» Data records:

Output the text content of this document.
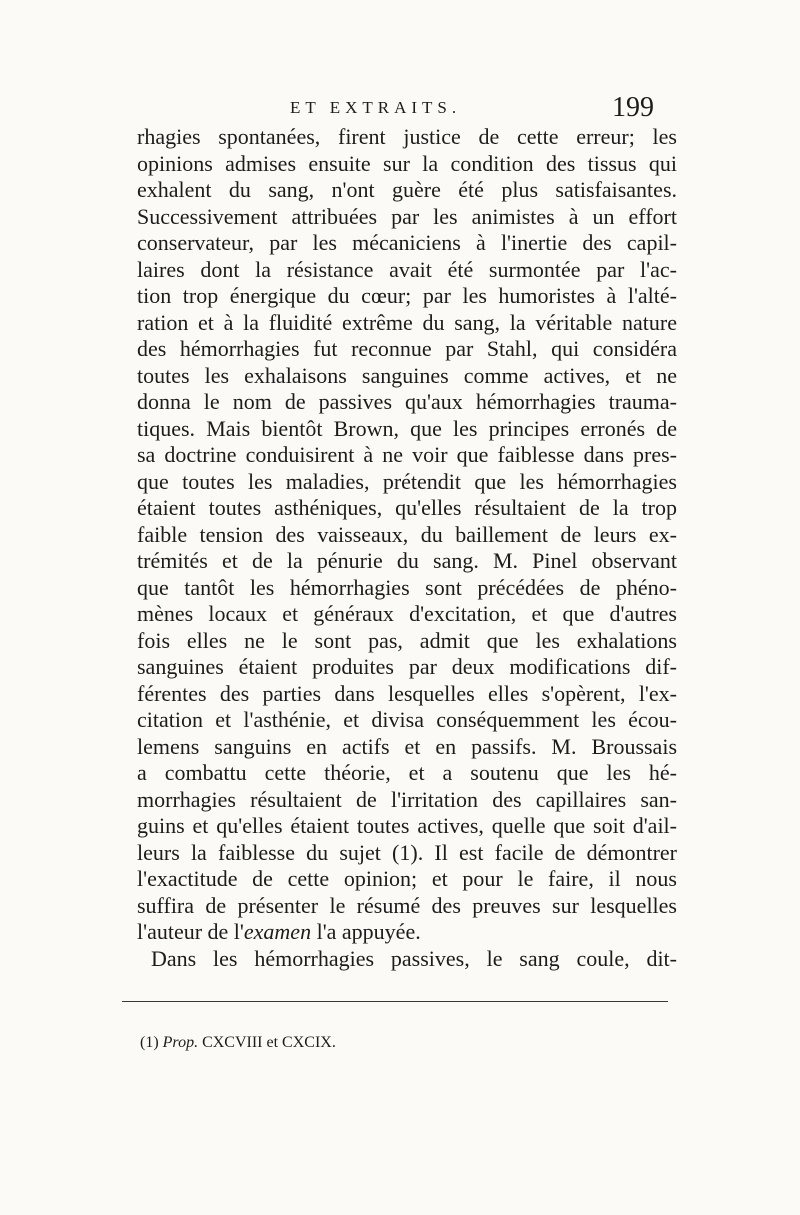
ET EXTRAITS.	199
rhagies spontanées, firent justice de cette erreur; les
opinions admises ensuite sur la condition des tissus qui
exhalent du sang, n'ont guère été plus satisfaisantes.
Successivement attribuées par les animistes à un effort
conservateur, par les mécaniciens à l'inertie des capil-
laires dont la résistance avait été surmontée par l'ac-
tion trop énergique du cœur; par les humoristes à l'alté-
ration et à la fluidité extrême du sang, la véritable nature
des hémorrhagies fut reconnue par Stahl, qui considéra
toutes les exhalaisons sanguines comme actives, et ne
donna le nom de passives qu'aux hémorrhagies trauma-
tiques. Mais bientôt Brown, que les principes erronés de
sa doctrine conduisirent à ne voir que faiblesse dans pres-
que toutes les maladies, prétendit que les hémorrhagies
étaient toutes asthéniques, qu'elles résultaient de la trop
faible tension des vaisseaux, du baillement de leurs ex-
trémités et de la pénurie du sang. M. Pinel observant
que tantôt les hémorrhagies sont précédées de phéno-
mènes locaux et généraux d'excitation, et que d'autres
fois elles ne le sont pas, admit que les exhalations
sanguines étaient produites par deux modifications dif-
férentes des parties dans lesquelles elles s'opèrent, l'ex-
citation et l'asthénie, et divisa conséquemment les écou-
lemens sanguins en actifs et en passifs. M. Broussais
a combattu cette théorie, et a soutenu que les hé-
morrhagies résultaient de l'irritation des capillaires san-
guins et qu'elles étaient toutes actives, quelle que soit d'ail-
leurs la faiblesse du sujet (1). Il est facile de démontrer
l'exactitude de cette opinion; et pour le faire, il nous
suffira de présenter le résumé des preuves sur lesquelles
l'auteur de l'examen l'a appuyée.
Dans les hémorrhagies passives, le sang coule, dit-
(1) Prop. CXCVIII et CXCIX.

» Exercise requirements: Pick out the lines above that hold the string "passives" and show them.

» Complete response:
donna le nom de passives qu'aux hémorrhagies trauma-
Dans les hémorrhagies passives, le sang coule, dit-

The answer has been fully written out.